THE INPUT -
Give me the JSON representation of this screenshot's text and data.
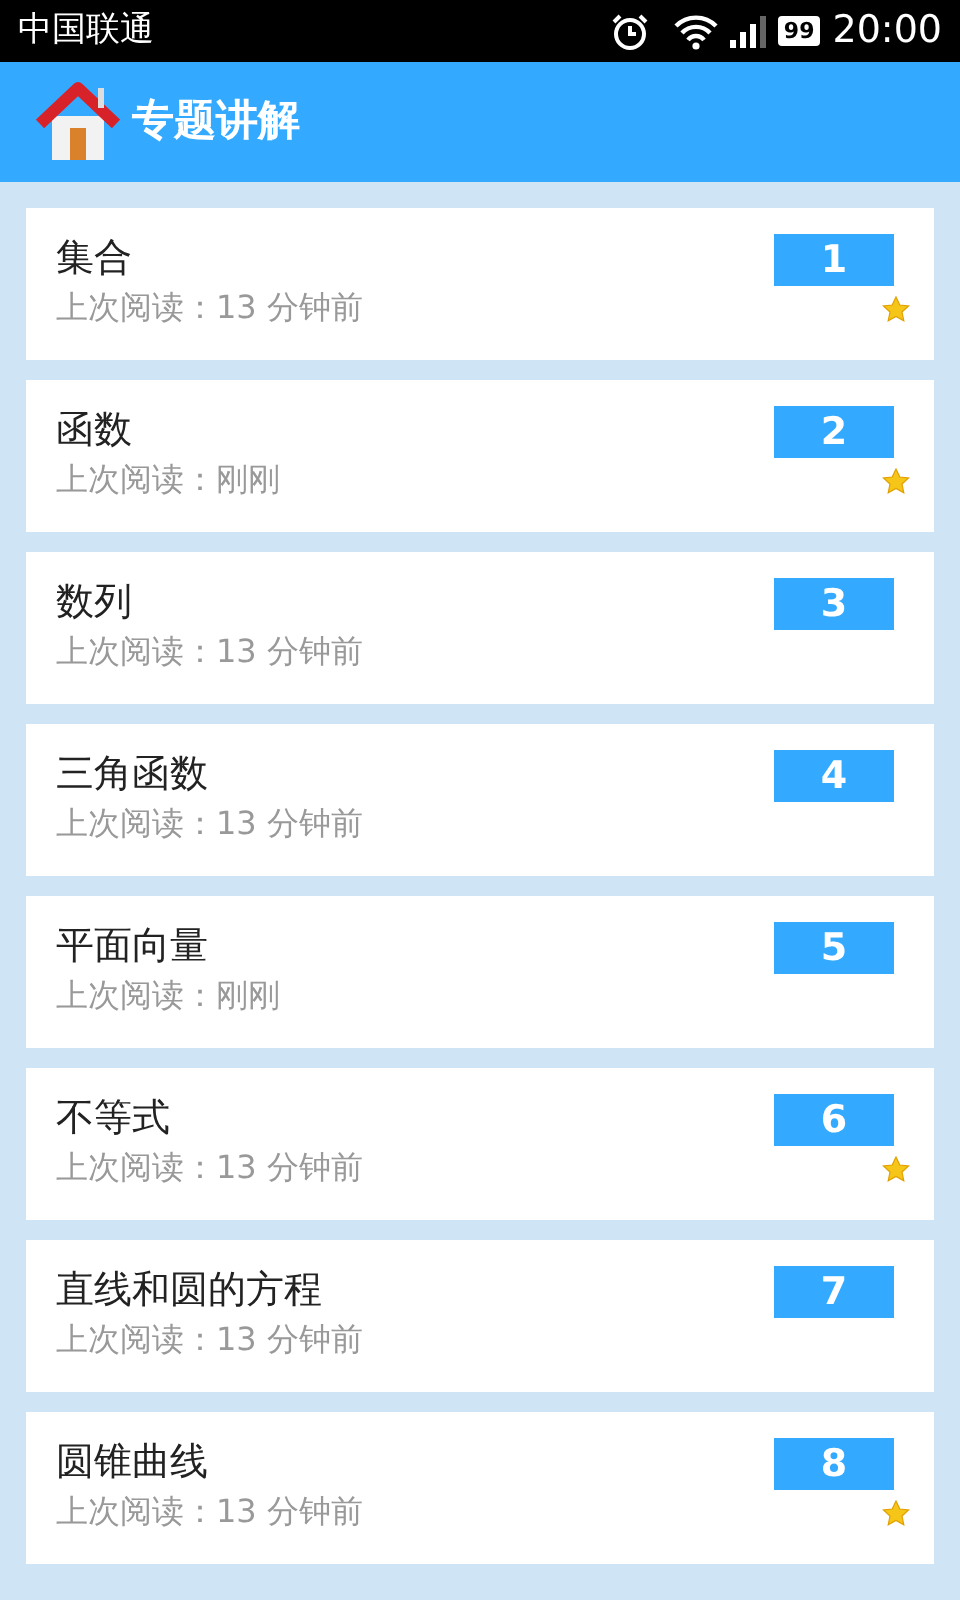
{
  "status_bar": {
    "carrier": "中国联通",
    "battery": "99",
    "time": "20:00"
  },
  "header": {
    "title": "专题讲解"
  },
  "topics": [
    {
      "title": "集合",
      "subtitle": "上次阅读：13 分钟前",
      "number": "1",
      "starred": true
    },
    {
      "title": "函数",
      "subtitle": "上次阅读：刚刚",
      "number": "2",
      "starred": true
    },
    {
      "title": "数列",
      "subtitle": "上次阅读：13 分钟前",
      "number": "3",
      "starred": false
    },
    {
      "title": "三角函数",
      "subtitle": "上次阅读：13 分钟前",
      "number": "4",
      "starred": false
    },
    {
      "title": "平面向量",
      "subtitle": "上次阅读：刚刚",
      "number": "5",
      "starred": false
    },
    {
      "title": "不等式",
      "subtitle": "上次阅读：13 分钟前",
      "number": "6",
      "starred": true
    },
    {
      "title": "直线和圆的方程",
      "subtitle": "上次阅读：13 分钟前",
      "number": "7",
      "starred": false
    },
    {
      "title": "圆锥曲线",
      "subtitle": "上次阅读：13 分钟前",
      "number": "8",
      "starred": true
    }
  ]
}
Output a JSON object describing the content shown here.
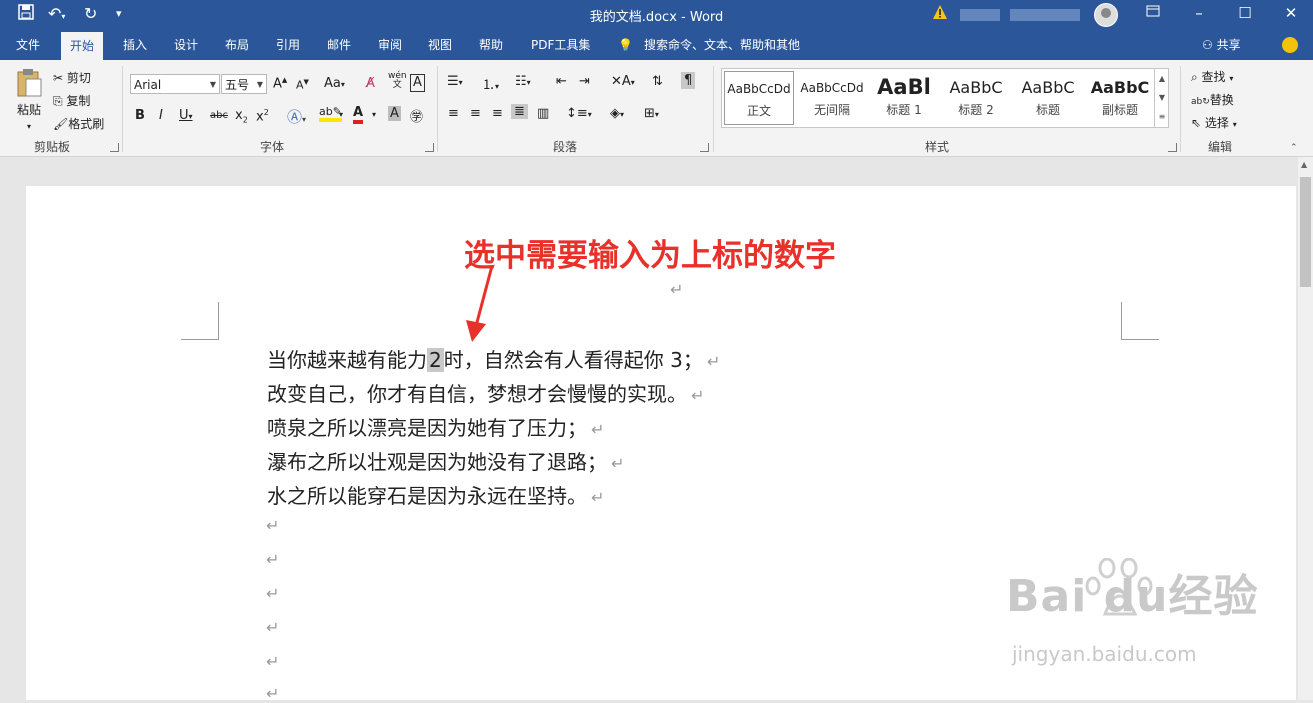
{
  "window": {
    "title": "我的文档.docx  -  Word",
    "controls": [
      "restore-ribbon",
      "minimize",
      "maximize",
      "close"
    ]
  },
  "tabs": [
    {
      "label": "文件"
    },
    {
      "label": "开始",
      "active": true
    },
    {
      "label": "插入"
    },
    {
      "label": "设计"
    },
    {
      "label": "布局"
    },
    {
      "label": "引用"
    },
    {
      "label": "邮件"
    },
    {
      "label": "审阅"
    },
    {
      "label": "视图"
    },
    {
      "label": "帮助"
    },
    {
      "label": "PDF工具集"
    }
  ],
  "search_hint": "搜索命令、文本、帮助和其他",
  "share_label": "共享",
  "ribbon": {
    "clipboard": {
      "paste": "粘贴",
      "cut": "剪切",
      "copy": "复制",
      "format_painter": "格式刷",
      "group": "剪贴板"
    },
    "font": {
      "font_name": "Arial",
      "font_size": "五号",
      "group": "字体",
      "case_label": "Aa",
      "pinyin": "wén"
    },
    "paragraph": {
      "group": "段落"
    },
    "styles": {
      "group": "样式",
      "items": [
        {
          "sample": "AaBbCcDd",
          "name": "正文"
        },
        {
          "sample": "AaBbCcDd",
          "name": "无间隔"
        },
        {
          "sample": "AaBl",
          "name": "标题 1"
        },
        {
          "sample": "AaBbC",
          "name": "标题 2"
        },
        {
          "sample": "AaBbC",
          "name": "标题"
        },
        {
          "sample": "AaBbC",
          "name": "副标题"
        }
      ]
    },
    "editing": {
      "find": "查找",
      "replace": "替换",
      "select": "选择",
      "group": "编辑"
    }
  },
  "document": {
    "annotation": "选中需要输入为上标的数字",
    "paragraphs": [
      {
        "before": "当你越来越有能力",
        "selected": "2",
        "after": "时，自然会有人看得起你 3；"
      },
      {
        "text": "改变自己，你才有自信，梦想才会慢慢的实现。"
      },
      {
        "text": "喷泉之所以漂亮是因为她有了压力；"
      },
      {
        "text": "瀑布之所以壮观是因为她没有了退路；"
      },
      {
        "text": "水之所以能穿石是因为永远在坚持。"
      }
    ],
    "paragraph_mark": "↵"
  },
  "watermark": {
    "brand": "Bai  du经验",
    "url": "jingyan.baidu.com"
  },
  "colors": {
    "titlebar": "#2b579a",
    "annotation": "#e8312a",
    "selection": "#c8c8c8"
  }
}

WRITTEN REQUEST - Find each line holding "annotation". Copy it out.

FULL SOLUTION -
    "annotation": "选中需要输入为上标的数字",
    "annotation": "#e8312a",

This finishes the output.